| Excerpted records |
++++++
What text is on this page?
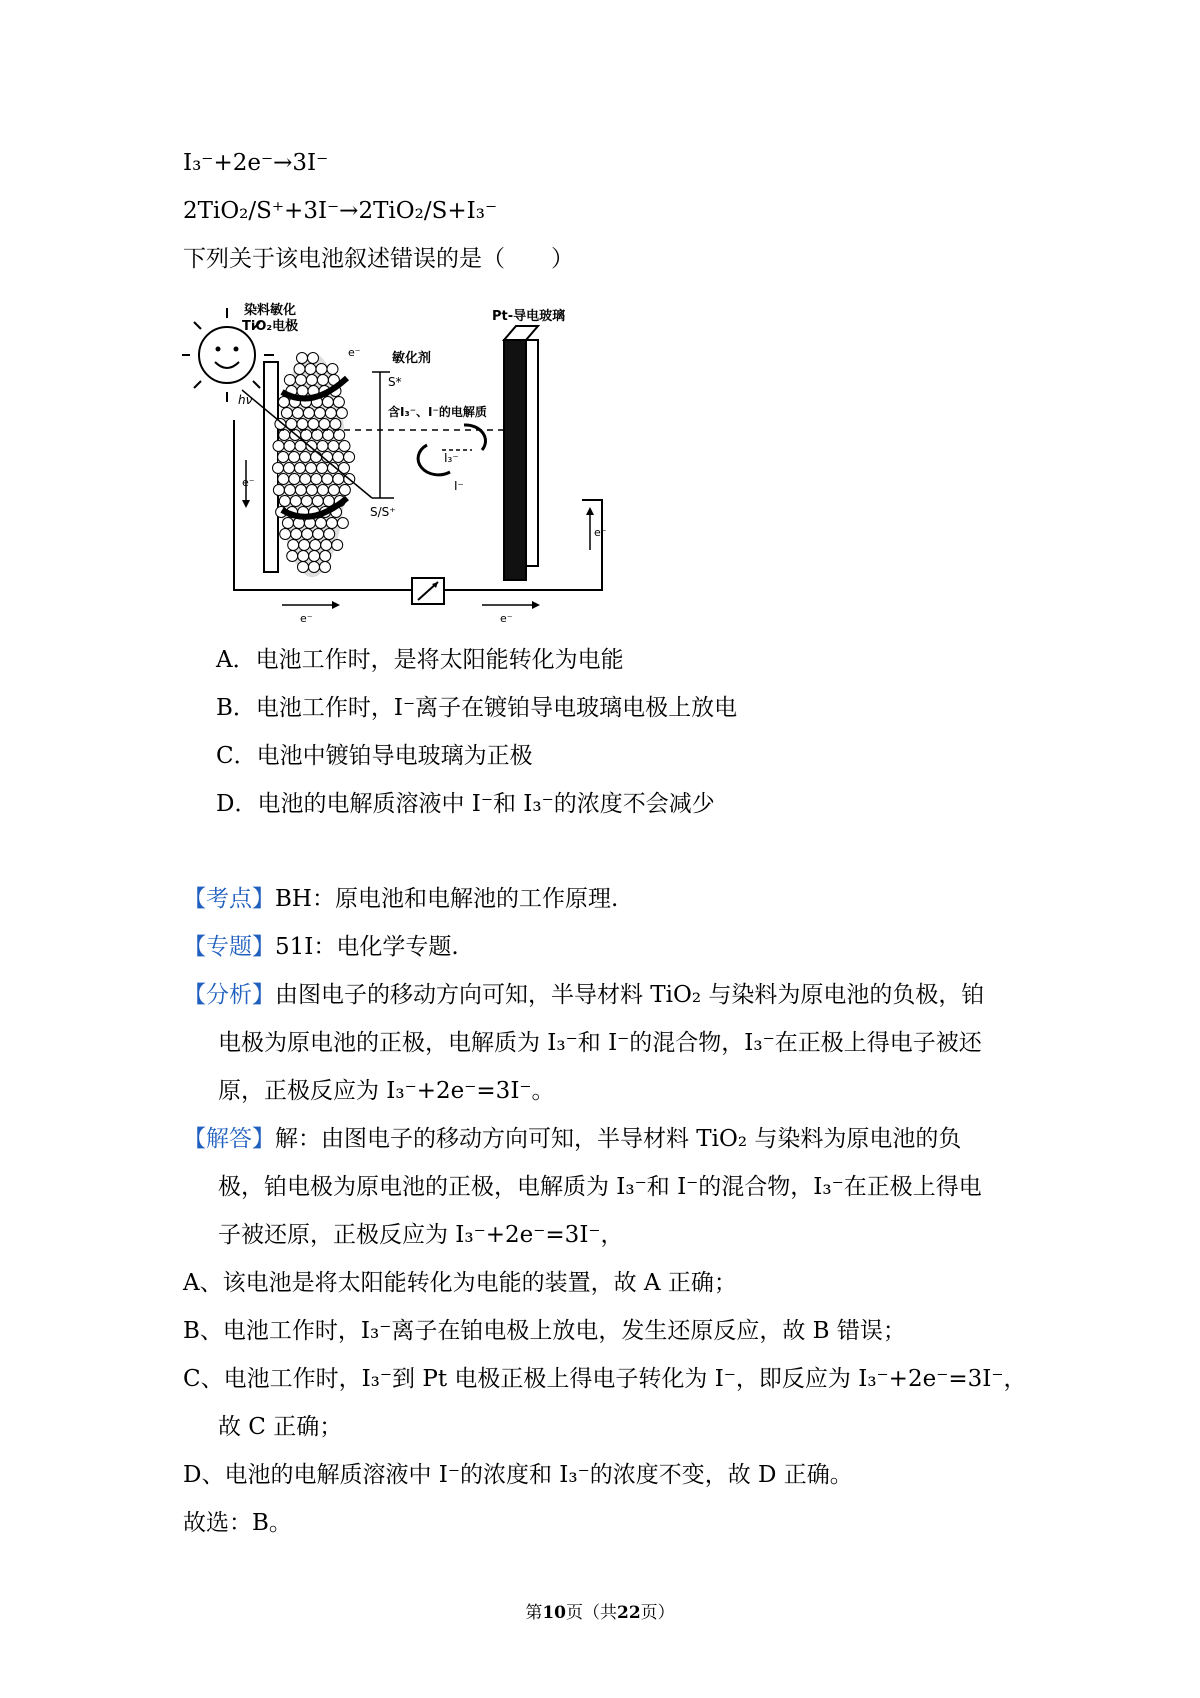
I₃⁻+2e⁻→3I⁻
2TiO₂/S⁺+3I⁻→2TiO₂/S+I₃⁻
下列关于该电池叙述错误的是（　　）
染料敏化
TiO₂电极
Pt-导电玻璃
敏化剂
S*
含I₃⁻、I⁻的电解质
I₃⁻
I⁻
S/S⁺
hν
e⁻
e⁻	e⁻
e⁻
e⁻
A．电池工作时，是将太阳能转化为电能
B．电池工作时，I⁻离子在镀铂导电玻璃电极上放电
C．电池中镀铂导电玻璃为正极
D．电池的电解质溶液中 I⁻和 I₃⁻的浓度不会减少
【考点】BH：原电池和电解池的工作原理.
【专题】51I：电化学专题.
【分析】由图电子的移动方向可知，半导材料 TiO₂ 与染料为原电池的负极，铂
电极为原电池的正极，电解质为 I₃⁻和 I⁻的混合物，I₃⁻在正极上得电子被还
原，正极反应为 I₃⁻+2e⁻=3I⁻。
【解答】解：由图电子的移动方向可知，半导材料 TiO₂ 与染料为原电池的负
极，铂电极为原电池的正极，电解质为 I₃⁻和 I⁻的混合物，I₃⁻在正极上得电
子被还原，正极反应为 I₃⁻+2e⁻=3I⁻，
A、该电池是将太阳能转化为电能的装置，故 A 正确；
B、电池工作时，I₃⁻离子在铂电极上放电，发生还原反应，故 B 错误；
C、电池工作时，I₃⁻到 Pt 电极正极上得电子转化为 I⁻，即反应为 I₃⁻+2e⁻=3I⁻，
故 C 正确；
D、电池的电解质溶液中 I⁻的浓度和 I₃⁻的浓度不变，故 D 正确。
故选：B。
第10页（共22页）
++++++
| Task to complete |
Find every line in the records that contains the word "的混合物"; copy those lines.

| Full answer |
电极为原电池的正极，电解质为 I₃⁻和 I⁻的混合物，I₃⁻在正极上得电子被还
极，铂电极为原电池的正极，电解质为 I₃⁻和 I⁻的混合物，I₃⁻在正极上得电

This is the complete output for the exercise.